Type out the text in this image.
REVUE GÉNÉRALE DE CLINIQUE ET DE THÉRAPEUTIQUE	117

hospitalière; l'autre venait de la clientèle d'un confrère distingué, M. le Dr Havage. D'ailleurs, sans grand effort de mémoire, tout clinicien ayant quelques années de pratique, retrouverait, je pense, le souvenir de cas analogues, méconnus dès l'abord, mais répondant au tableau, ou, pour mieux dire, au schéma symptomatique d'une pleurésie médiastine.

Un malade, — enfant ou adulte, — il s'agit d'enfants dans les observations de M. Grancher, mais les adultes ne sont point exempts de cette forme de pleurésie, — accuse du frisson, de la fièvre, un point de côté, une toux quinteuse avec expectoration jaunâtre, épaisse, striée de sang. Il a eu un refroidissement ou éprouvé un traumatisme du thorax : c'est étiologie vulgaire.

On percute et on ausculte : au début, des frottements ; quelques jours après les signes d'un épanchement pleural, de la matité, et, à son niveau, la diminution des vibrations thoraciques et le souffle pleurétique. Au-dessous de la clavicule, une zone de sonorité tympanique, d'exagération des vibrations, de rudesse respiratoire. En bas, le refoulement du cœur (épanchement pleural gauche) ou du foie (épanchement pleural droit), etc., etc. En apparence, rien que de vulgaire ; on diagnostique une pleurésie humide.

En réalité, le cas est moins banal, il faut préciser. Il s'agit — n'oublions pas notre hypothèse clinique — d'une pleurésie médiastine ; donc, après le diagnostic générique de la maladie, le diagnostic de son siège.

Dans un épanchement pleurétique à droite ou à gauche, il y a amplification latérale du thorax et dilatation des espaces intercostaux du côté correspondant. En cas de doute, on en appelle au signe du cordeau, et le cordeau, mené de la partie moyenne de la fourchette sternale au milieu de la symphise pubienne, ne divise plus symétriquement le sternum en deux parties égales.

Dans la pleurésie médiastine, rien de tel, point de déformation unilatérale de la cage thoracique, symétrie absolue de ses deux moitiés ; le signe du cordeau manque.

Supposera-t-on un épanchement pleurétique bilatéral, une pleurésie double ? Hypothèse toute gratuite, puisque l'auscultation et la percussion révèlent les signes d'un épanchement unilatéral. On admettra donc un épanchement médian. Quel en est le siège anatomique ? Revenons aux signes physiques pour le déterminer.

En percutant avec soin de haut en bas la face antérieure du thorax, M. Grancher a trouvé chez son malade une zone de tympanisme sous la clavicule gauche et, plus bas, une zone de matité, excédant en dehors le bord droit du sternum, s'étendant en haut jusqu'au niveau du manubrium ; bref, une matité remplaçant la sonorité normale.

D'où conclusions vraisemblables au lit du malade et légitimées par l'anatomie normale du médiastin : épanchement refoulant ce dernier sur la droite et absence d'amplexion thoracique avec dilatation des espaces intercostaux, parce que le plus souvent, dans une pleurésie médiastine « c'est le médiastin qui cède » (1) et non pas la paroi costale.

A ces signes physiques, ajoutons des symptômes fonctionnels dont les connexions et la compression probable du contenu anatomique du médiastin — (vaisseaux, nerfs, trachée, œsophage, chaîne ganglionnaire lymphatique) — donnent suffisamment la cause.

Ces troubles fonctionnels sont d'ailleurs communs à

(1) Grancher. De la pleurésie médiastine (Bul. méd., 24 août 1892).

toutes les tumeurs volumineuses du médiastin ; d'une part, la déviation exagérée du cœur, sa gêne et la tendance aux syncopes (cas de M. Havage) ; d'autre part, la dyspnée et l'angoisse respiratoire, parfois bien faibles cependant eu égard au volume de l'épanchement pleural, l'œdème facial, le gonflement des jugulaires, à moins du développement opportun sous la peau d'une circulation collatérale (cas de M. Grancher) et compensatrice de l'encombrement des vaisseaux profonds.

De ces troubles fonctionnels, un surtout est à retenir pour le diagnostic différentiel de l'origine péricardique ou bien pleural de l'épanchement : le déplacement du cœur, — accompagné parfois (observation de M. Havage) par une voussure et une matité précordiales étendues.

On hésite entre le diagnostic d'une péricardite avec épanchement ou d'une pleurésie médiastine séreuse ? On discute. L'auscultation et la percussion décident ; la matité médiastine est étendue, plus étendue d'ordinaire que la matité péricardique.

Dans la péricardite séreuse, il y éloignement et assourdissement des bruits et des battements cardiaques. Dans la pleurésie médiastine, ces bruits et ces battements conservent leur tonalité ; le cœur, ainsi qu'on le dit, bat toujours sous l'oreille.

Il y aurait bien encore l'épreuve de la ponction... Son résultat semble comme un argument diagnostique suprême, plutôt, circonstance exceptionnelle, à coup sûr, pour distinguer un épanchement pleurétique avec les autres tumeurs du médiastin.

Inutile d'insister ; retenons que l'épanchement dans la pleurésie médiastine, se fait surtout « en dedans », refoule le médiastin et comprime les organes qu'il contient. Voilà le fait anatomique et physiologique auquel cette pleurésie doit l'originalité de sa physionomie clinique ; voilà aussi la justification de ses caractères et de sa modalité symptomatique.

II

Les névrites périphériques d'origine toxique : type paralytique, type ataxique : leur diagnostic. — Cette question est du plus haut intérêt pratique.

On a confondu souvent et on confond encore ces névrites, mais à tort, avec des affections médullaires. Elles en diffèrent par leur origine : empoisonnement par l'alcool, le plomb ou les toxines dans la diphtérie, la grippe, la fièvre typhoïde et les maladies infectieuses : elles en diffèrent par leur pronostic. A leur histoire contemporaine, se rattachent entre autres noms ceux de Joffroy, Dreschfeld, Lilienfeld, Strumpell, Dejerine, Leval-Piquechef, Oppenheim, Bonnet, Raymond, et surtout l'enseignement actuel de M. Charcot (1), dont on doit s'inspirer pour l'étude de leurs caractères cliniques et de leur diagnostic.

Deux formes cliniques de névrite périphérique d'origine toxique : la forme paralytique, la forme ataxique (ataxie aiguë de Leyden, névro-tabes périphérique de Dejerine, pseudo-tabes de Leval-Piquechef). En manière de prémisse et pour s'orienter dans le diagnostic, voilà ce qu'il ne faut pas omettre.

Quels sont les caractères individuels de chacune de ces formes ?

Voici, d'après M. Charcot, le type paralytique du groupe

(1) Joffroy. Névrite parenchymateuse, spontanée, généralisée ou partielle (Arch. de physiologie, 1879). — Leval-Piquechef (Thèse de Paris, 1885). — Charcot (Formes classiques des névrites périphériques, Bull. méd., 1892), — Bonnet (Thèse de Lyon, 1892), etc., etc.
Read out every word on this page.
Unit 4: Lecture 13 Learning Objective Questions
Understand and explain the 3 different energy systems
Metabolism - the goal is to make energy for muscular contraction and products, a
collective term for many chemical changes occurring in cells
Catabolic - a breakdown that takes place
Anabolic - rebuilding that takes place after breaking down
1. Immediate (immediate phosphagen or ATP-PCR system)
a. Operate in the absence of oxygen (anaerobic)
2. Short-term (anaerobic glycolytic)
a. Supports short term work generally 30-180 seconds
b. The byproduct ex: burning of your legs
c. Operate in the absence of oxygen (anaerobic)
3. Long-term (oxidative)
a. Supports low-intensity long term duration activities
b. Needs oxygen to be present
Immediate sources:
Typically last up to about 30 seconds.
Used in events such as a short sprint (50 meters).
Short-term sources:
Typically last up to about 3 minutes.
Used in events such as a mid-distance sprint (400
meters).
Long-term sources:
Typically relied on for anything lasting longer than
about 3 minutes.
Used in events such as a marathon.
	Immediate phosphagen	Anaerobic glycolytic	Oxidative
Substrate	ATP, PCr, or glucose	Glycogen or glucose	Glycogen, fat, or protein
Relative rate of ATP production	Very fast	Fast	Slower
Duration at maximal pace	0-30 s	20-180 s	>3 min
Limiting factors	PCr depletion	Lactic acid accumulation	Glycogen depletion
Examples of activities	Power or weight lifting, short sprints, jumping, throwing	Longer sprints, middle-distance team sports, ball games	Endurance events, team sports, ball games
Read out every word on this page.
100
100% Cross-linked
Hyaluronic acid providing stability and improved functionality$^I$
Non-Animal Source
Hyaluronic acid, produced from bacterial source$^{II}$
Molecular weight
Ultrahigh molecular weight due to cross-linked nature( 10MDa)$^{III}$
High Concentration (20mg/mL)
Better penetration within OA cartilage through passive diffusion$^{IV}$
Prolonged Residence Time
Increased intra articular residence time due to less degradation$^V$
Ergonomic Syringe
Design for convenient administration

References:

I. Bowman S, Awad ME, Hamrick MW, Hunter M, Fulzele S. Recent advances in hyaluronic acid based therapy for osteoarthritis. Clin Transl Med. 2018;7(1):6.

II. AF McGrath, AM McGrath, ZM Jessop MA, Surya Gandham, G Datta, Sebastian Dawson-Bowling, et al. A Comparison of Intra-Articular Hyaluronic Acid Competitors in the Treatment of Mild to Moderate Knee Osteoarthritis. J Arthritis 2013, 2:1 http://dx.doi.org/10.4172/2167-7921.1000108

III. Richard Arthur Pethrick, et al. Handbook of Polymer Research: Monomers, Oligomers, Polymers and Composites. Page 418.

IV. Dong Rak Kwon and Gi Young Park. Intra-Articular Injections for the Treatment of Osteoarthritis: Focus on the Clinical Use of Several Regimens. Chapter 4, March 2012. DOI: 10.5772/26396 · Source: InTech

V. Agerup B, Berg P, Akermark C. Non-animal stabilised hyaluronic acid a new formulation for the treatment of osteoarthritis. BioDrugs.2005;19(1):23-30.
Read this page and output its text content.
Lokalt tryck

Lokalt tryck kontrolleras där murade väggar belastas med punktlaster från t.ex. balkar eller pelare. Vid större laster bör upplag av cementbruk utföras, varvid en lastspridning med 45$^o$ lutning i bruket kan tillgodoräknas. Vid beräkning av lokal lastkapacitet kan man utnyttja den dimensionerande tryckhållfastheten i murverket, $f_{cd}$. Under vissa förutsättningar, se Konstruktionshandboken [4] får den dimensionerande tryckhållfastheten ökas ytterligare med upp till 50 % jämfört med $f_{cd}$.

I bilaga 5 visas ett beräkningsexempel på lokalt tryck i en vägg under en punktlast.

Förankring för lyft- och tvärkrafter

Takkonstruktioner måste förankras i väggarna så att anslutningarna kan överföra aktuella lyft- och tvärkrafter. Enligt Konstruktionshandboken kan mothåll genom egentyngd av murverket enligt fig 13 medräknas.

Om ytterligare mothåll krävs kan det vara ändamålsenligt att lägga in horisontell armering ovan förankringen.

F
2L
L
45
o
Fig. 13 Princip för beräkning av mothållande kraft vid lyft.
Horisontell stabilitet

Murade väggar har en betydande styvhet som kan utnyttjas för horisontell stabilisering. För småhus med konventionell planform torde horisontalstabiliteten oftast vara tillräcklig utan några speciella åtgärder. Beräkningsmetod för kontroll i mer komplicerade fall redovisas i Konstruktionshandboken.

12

### Task objective
Report each line of the material in which the string "that" occurs.

### Finished exercise
Catabolic - a breakdown that takes place
Anabolic - rebuilding that takes place after breaking down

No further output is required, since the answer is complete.